— START OF Data rows —
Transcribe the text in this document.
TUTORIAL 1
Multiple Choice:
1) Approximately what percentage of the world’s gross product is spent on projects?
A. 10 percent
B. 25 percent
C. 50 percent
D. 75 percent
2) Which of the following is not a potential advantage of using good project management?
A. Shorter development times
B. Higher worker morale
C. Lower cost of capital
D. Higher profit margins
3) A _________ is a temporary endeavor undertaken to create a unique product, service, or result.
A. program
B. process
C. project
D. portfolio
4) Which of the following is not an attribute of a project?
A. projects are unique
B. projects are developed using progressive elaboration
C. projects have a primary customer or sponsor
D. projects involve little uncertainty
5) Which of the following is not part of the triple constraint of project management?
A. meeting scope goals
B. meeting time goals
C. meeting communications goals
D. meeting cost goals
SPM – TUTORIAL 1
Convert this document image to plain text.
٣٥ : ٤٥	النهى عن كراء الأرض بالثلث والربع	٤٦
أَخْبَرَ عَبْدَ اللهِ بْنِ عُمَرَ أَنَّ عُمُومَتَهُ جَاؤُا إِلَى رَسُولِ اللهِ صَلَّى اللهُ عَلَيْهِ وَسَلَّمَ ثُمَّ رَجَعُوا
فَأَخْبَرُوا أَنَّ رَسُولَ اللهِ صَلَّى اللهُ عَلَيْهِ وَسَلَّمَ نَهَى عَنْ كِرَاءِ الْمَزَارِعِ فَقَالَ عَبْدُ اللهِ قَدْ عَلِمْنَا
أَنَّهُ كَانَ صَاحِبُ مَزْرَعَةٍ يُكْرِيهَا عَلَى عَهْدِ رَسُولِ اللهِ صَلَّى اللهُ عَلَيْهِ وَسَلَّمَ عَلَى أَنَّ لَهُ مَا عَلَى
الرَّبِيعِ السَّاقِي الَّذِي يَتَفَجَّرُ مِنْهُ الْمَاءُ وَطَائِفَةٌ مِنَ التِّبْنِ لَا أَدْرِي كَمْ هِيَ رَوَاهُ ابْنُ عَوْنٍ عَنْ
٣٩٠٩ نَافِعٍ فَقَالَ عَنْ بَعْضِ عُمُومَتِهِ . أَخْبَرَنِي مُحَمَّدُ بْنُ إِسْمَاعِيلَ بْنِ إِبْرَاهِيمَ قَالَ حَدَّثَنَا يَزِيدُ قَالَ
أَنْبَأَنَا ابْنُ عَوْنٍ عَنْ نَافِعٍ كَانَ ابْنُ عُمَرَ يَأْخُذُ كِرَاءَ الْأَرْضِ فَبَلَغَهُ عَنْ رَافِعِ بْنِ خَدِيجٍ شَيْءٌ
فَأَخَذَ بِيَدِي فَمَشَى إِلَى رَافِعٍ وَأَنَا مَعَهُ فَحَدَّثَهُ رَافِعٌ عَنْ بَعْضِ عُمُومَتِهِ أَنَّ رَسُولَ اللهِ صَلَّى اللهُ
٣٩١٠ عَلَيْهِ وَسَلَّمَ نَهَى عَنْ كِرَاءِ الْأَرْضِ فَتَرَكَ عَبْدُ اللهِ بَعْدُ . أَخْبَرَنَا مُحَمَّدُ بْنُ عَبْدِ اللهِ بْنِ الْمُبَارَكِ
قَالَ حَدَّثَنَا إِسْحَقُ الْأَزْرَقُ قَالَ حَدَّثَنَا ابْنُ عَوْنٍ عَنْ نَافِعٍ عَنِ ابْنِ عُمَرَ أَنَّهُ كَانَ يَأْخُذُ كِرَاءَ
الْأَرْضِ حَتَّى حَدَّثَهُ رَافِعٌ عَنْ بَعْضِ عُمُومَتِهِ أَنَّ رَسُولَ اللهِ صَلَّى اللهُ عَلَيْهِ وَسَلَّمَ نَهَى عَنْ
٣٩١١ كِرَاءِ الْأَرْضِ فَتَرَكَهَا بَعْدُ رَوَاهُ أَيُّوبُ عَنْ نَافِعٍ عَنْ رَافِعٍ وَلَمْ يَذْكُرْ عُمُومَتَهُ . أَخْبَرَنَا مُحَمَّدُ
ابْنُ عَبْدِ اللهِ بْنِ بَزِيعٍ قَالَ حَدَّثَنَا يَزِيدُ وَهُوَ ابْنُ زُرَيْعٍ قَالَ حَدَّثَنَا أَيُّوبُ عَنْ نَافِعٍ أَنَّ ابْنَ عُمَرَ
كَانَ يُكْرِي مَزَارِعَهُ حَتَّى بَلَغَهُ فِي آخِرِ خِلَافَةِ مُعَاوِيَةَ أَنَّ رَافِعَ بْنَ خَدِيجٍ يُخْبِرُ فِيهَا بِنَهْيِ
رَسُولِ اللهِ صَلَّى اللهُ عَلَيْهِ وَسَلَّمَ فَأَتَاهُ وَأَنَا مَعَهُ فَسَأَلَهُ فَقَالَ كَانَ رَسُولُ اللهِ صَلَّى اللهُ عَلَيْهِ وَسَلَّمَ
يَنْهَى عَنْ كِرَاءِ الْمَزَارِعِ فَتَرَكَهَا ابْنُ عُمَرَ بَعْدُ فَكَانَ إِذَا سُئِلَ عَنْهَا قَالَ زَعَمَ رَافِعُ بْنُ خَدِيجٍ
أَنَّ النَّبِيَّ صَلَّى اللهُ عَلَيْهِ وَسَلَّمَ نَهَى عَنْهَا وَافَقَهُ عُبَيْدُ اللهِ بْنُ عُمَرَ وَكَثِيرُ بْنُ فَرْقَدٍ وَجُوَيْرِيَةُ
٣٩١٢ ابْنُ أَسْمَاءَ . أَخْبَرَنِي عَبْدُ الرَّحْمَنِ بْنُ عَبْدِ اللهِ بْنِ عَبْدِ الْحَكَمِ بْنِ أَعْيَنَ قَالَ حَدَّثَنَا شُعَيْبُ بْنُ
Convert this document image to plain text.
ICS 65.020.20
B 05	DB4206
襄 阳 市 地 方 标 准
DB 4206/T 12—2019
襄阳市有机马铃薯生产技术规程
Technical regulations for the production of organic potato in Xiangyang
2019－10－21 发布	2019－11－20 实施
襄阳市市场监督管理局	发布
— END OF Data rows —
Repeat the records above exactly as they appear.

Transcribe the text in this document.
TUTORIAL 1
Multiple Choice:
1) Approximately what percentage of the world’s gross product is spent on projects?
A. 10 percent
B. 25 percent
C. 50 percent
D. 75 percent
2) Which of the following is not a potential advantage of using good project management?
A. Shorter development times
B. Higher worker morale
C. Lower cost of capital
D. Higher profit margins
3) A _________ is a temporary endeavor undertaken to create a unique product, service, or result.
A. program
B. process
C. project
D. portfolio
4) Which of the following is not an attribute of a project?
A. projects are unique
B. projects are developed using progressive elaboration
C. projects have a primary customer or sponsor
D. projects involve little uncertainty
5) Which of the following is not part of the triple constraint of project management?
A. meeting scope goals
B. meeting time goals
C. meeting communications goals
D. meeting cost goals
SPM – TUTORIAL 1
Convert this document image to plain text.
٣٥ : ٤٥	النهى عن كراء الأرض بالثلث والربع	٤٦
أَخْبَرَ عَبْدَ اللهِ بْنِ عُمَرَ أَنَّ عُمُومَتَهُ جَاؤُا إِلَى رَسُولِ اللهِ صَلَّى اللهُ عَلَيْهِ وَسَلَّمَ ثُمَّ رَجَعُوا
فَأَخْبَرُوا أَنَّ رَسُولَ اللهِ صَلَّى اللهُ عَلَيْهِ وَسَلَّمَ نَهَى عَنْ كِرَاءِ الْمَزَارِعِ فَقَالَ عَبْدُ اللهِ قَدْ عَلِمْنَا
أَنَّهُ كَانَ صَاحِبُ مَزْرَعَةٍ يُكْرِيهَا عَلَى عَهْدِ رَسُولِ اللهِ صَلَّى اللهُ عَلَيْهِ وَسَلَّمَ عَلَى أَنَّ لَهُ مَا عَلَى
الرَّبِيعِ السَّاقِي الَّذِي يَتَفَجَّرُ مِنْهُ الْمَاءُ وَطَائِفَةٌ مِنَ التِّبْنِ لَا أَدْرِي كَمْ هِيَ رَوَاهُ ابْنُ عَوْنٍ عَنْ
٣٩٠٩ نَافِعٍ فَقَالَ عَنْ بَعْضِ عُمُومَتِهِ . أَخْبَرَنِي مُحَمَّدُ بْنُ إِسْمَاعِيلَ بْنِ إِبْرَاهِيمَ قَالَ حَدَّثَنَا يَزِيدُ قَالَ
أَنْبَأَنَا ابْنُ عَوْنٍ عَنْ نَافِعٍ كَانَ ابْنُ عُمَرَ يَأْخُذُ كِرَاءَ الْأَرْضِ فَبَلَغَهُ عَنْ رَافِعِ بْنِ خَدِيجٍ شَيْءٌ
فَأَخَذَ بِيَدِي فَمَشَى إِلَى رَافِعٍ وَأَنَا مَعَهُ فَحَدَّثَهُ رَافِعٌ عَنْ بَعْضِ عُمُومَتِهِ أَنَّ رَسُولَ اللهِ صَلَّى اللهُ
٣٩١٠ عَلَيْهِ وَسَلَّمَ نَهَى عَنْ كِرَاءِ الْأَرْضِ فَتَرَكَ عَبْدُ اللهِ بَعْدُ . أَخْبَرَنَا مُحَمَّدُ بْنُ عَبْدِ اللهِ بْنِ الْمُبَارَكِ
قَالَ حَدَّثَنَا إِسْحَقُ الْأَزْرَقُ قَالَ حَدَّثَنَا ابْنُ عَوْنٍ عَنْ نَافِعٍ عَنِ ابْنِ عُمَرَ أَنَّهُ كَانَ يَأْخُذُ كِرَاءَ
الْأَرْضِ حَتَّى حَدَّثَهُ رَافِعٌ عَنْ بَعْضِ عُمُومَتِهِ أَنَّ رَسُولَ اللهِ صَلَّى اللهُ عَلَيْهِ وَسَلَّمَ نَهَى عَنْ
٣٩١١ كِرَاءِ الْأَرْضِ فَتَرَكَهَا بَعْدُ رَوَاهُ أَيُّوبُ عَنْ نَافِعٍ عَنْ رَافِعٍ وَلَمْ يَذْكُرْ عُمُومَتَهُ . أَخْبَرَنَا مُحَمَّدُ
ابْنُ عَبْدِ اللهِ بْنِ بَزِيعٍ قَالَ حَدَّثَنَا يَزِيدُ وَهُوَ ابْنُ زُرَيْعٍ قَالَ حَدَّثَنَا أَيُّوبُ عَنْ نَافِعٍ أَنَّ ابْنَ عُمَرَ
كَانَ يُكْرِي مَزَارِعَهُ حَتَّى بَلَغَهُ فِي آخِرِ خِلَافَةِ مُعَاوِيَةَ أَنَّ رَافِعَ بْنَ خَدِيجٍ يُخْبِرُ فِيهَا بِنَهْيِ
رَسُولِ اللهِ صَلَّى اللهُ عَلَيْهِ وَسَلَّمَ فَأَتَاهُ وَأَنَا مَعَهُ فَسَأَلَهُ فَقَالَ كَانَ رَسُولُ اللهِ صَلَّى اللهُ عَلَيْهِ وَسَلَّمَ
يَنْهَى عَنْ كِرَاءِ الْمَزَارِعِ فَتَرَكَهَا ابْنُ عُمَرَ بَعْدُ فَكَانَ إِذَا سُئِلَ عَنْهَا قَالَ زَعَمَ رَافِعُ بْنُ خَدِيجٍ
أَنَّ النَّبِيَّ صَلَّى اللهُ عَلَيْهِ وَسَلَّمَ نَهَى عَنْهَا وَافَقَهُ عُبَيْدُ اللهِ بْنُ عُمَرَ وَكَثِيرُ بْنُ فَرْقَدٍ وَجُوَيْرِيَةُ
٣٩١٢ ابْنُ أَسْمَاءَ . أَخْبَرَنِي عَبْدُ الرَّحْمَنِ بْنُ عَبْدِ اللهِ بْنِ عَبْدِ الْحَكَمِ بْنِ أَعْيَنَ قَالَ حَدَّثَنَا شُعَيْبُ بْنُ
Convert this document image to plain text.
ICS 65.020.20
B 05	DB4206
襄 阳 市 地 方 标 准
DB 4206/T 12—2019
襄阳市有机马铃薯生产技术规程
Technical regulations for the production of organic potato in Xiangyang
2019－10－21 发布	2019－11－20 实施
襄阳市市场监督管理局	发布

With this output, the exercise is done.